▶ [Exercise instructions]: In the data, extract each line that holds the string "Serial".

▶ [Entries provided]:
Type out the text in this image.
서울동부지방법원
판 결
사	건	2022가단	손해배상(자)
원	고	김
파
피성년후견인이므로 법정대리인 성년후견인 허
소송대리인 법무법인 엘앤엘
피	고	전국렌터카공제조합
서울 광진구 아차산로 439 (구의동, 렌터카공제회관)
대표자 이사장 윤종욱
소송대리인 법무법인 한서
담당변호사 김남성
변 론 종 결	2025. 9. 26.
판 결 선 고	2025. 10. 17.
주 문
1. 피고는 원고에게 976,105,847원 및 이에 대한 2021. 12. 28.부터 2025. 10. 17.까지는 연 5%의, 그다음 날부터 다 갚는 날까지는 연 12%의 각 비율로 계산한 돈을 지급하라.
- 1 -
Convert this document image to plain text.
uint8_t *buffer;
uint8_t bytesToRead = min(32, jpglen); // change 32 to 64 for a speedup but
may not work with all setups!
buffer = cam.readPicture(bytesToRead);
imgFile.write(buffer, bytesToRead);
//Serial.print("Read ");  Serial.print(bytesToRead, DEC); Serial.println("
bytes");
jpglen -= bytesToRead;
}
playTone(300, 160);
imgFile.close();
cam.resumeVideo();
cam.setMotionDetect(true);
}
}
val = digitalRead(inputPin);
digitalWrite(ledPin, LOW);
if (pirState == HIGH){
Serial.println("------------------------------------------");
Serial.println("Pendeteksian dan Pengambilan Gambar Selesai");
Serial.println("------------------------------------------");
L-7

▶ [Exercise response]:
//Serial.print("Read ");  Serial.print(bytesToRead, DEC); Serial.println("
Serial.println("------------------------------------------");
Serial.println("Pendeteksian dan Pengambilan Gambar Selesai");
Serial.println("------------------------------------------");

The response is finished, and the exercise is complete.